-- To be done --
Copy the rows below, swapping each "Patent image size" for "Figure dimensions" and leaving every other word unchanged.

-- Given entries --
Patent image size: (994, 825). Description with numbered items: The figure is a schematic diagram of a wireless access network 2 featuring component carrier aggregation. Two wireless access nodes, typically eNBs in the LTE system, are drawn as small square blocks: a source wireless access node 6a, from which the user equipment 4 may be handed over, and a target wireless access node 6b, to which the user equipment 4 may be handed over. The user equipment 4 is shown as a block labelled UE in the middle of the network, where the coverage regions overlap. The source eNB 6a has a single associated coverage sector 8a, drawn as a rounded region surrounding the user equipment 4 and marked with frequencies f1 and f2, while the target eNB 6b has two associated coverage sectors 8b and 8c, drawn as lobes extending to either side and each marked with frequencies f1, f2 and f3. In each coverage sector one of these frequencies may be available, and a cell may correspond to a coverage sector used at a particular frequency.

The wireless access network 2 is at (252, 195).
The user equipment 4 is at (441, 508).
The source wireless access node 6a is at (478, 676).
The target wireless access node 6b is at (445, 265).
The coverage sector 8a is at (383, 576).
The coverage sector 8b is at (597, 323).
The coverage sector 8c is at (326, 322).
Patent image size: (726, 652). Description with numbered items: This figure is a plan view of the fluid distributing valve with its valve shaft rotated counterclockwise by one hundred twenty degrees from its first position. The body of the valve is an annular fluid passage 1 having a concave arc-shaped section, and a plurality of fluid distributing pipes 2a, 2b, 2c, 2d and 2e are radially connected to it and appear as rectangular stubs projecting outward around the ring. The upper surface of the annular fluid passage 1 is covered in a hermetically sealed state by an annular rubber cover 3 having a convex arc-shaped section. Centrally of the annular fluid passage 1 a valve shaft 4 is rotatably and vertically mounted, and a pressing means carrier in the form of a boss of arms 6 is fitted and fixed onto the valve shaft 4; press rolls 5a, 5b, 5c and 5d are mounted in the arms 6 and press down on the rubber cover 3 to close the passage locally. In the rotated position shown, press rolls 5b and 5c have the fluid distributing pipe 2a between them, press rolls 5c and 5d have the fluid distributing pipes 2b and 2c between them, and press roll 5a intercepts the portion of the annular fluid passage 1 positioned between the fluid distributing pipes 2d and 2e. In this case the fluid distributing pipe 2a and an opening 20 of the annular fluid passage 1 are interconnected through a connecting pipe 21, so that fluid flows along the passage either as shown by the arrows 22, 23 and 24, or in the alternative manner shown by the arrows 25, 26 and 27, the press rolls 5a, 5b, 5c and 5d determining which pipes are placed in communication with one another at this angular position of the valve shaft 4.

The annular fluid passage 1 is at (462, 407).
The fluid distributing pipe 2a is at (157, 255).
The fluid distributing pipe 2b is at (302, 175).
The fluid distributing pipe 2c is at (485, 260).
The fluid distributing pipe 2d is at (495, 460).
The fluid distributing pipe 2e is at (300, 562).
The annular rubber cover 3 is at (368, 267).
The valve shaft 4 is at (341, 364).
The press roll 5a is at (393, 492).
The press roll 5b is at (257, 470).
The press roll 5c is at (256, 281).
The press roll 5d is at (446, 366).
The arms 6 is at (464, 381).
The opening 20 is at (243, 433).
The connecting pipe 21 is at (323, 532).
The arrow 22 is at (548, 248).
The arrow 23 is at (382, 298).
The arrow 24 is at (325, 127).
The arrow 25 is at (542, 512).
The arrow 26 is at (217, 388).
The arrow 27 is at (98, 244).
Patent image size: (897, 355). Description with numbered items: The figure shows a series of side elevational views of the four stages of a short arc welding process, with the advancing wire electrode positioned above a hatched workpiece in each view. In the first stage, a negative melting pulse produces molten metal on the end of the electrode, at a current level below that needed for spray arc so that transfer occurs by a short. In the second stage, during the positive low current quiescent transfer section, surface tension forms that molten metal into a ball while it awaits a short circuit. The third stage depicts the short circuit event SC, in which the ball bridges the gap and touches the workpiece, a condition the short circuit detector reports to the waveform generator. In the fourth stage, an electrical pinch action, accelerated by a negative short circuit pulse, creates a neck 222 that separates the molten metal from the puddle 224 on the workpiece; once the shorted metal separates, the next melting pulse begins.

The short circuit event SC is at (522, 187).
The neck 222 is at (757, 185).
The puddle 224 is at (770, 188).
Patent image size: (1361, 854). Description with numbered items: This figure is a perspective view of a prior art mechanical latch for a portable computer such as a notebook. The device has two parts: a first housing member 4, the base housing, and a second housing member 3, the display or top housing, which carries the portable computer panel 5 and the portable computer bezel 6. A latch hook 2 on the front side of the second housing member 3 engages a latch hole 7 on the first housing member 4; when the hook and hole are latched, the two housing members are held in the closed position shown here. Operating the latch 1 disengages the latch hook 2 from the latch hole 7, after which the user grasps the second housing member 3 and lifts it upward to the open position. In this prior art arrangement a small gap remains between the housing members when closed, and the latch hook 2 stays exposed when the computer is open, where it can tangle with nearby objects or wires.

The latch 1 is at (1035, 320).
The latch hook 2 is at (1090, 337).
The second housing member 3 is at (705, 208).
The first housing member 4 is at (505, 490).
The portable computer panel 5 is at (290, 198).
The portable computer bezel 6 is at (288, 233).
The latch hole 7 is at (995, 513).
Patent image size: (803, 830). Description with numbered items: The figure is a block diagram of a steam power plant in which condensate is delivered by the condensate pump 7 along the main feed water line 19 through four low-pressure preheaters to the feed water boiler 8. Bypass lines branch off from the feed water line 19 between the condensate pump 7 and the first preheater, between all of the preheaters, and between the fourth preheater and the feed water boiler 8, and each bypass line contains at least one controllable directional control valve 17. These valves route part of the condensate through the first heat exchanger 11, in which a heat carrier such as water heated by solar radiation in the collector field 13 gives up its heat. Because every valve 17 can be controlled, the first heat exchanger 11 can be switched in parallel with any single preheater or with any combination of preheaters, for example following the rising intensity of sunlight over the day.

-- Correct result --
Figure dimensions: (994, 825). Description with numbered items: The figure is a schematic diagram of a wireless access network 2 featuring component carrier aggregation. Two wireless access nodes, typically eNBs in the LTE system, are drawn as small square blocks: a source wireless access node 6a, from which the user equipment 4 may be handed over, and a target wireless access node 6b, to which the user equipment 4 may be handed over. The user equipment 4 is shown as a block labelled UE in the middle of the network, where the coverage regions overlap. The source eNB 6a has a single associated coverage sector 8a, drawn as a rounded region surrounding the user equipment 4 and marked with frequencies f1 and f2, while the target eNB 6b has two associated coverage sectors 8b and 8c, drawn as lobes extending to either side and each marked with frequencies f1, f2 and f3. In each coverage sector one of these frequencies may be available, and a cell may correspond to a coverage sector used at a particular frequency.

The wireless access network 2 is at (252, 195).
The user equipment 4 is at (441, 508).
The source wireless access node 6a is at (478, 676).
The target wireless access node 6b is at (445, 265).
The coverage sector 8a is at (383, 576).
The coverage sector 8b is at (597, 323).
The coverage sector 8c is at (326, 322).
Figure dimensions: (726, 652). Description with numbered items: This figure is a plan view of the fluid distributing valve with its valve shaft rotated counterclockwise by one hundred twenty degrees from its first position. The body of the valve is an annular fluid passage 1 having a concave arc-shaped section, and a plurality of fluid distributing pipes 2a, 2b, 2c, 2d and 2e are radially connected to it and appear as rectangular stubs projecting outward around the ring. The upper surface of the annular fluid passage 1 is covered in a hermetically sealed state by an annular rubber cover 3 having a convex arc-shaped section. Centrally of the annular fluid passage 1 a valve shaft 4 is rotatably and vertically mounted, and a pressing means carrier in the form of a boss of arms 6 is fitted and fixed onto the valve shaft 4; press rolls 5a, 5b, 5c and 5d are mounted in the arms 6 and press down on the rubber cover 3 to close the passage locally. In the rotated position shown, press rolls 5b and 5c have the fluid distributing pipe 2a between them, press rolls 5c and 5d have the fluid distributing pipes 2b and 2c between them, and press roll 5a intercepts the portion of the annular fluid passage 1 positioned between the fluid distributing pipes 2d and 2e. In this case the fluid distributing pipe 2a and an opening 20 of the annular fluid passage 1 are interconnected through a connecting pipe 21, so that fluid flows along the passage either as shown by the arrows 22, 23 and 24, or in the alternative manner shown by the arrows 25, 26 and 27, the press rolls 5a, 5b, 5c and 5d determining which pipes are placed in communication with one another at this angular position of the valve shaft 4.

The annular fluid passage 1 is at (462, 407).
The fluid distributing pipe 2a is at (157, 255).
The fluid distributing pipe 2b is at (302, 175).
The fluid distributing pipe 2c is at (485, 260).
The fluid distributing pipe 2d is at (495, 460).
The fluid distributing pipe 2e is at (300, 562).
The annular rubber cover 3 is at (368, 267).
The valve shaft 4 is at (341, 364).
The press roll 5a is at (393, 492).
The press roll 5b is at (257, 470).
The press roll 5c is at (256, 281).
The press roll 5d is at (446, 366).
The arms 6 is at (464, 381).
The opening 20 is at (243, 433).
The connecting pipe 21 is at (323, 532).
The arrow 22 is at (548, 248).
The arrow 23 is at (382, 298).
The arrow 24 is at (325, 127).
The arrow 25 is at (542, 512).
The arrow 26 is at (217, 388).
The arrow 27 is at (98, 244).
Figure dimensions: (897, 355). Description with numbered items: The figure shows a series of side elevational views of the four stages of a short arc welding process, with the advancing wire electrode positioned above a hatched workpiece in each view. In the first stage, a negative melting pulse produces molten metal on the end of the electrode, at a current level below that needed for spray arc so that transfer occurs by a short. In the second stage, during the positive low current quiescent transfer section, surface tension forms that molten metal into a ball while it awaits a short circuit. The third stage depicts the short circuit event SC, in which the ball bridges the gap and touches the workpiece, a condition the short circuit detector reports to the waveform generator. In the fourth stage, an electrical pinch action, accelerated by a negative short circuit pulse, creates a neck 222 that separates the molten metal from the puddle 224 on the workpiece; once the shorted metal separates, the next melting pulse begins.

The short circuit event SC is at (522, 187).
The neck 222 is at (757, 185).
The puddle 224 is at (770, 188).
Figure dimensions: (1361, 854). Description with numbered items: This figure is a perspective view of a prior art mechanical latch for a portable computer such as a notebook. The device has two parts: a first housing member 4, the base housing, and a second housing member 3, the display or top housing, which carries the portable computer panel 5 and the portable computer bezel 6. A latch hook 2 on the front side of the second housing member 3 engages a latch hole 7 on the first housing member 4; when the hook and hole are latched, the two housing members are held in the closed position shown here. Operating the latch 1 disengages the latch hook 2 from the latch hole 7, after which the user grasps the second housing member 3 and lifts it upward to the open position. In this prior art arrangement a small gap remains between the housing members when closed, and the latch hook 2 stays exposed when the computer is open, where it can tangle with nearby objects or wires.

The latch 1 is at (1035, 320).
The latch hook 2 is at (1090, 337).
The second housing member 3 is at (705, 208).
The first housing member 4 is at (505, 490).
The portable computer panel 5 is at (290, 198).
The portable computer bezel 6 is at (288, 233).
The latch hole 7 is at (995, 513).
Figure dimensions: (803, 830). Description with numbered items: The figure is a block diagram of a steam power plant in which condensate is delivered by the condensate pump 7 along the main feed water line 19 through four low-pressure preheaters to the feed water boiler 8. Bypass lines branch off from the feed water line 19 between the condensate pump 7 and the first preheater, between all of the preheaters, and between the fourth preheater and the feed water boiler 8, and each bypass line contains at least one controllable directional control valve 17. These valves route part of the condensate through the first heat exchanger 11, in which a heat carrier such as water heated by solar radiation in the collector field 13 gives up its heat. Because every valve 17 can be controlled, the first heat exchanger 11 can be switched in parallel with any single preheater or with any combination of preheaters, for example following the rising intensity of sunlight over the day.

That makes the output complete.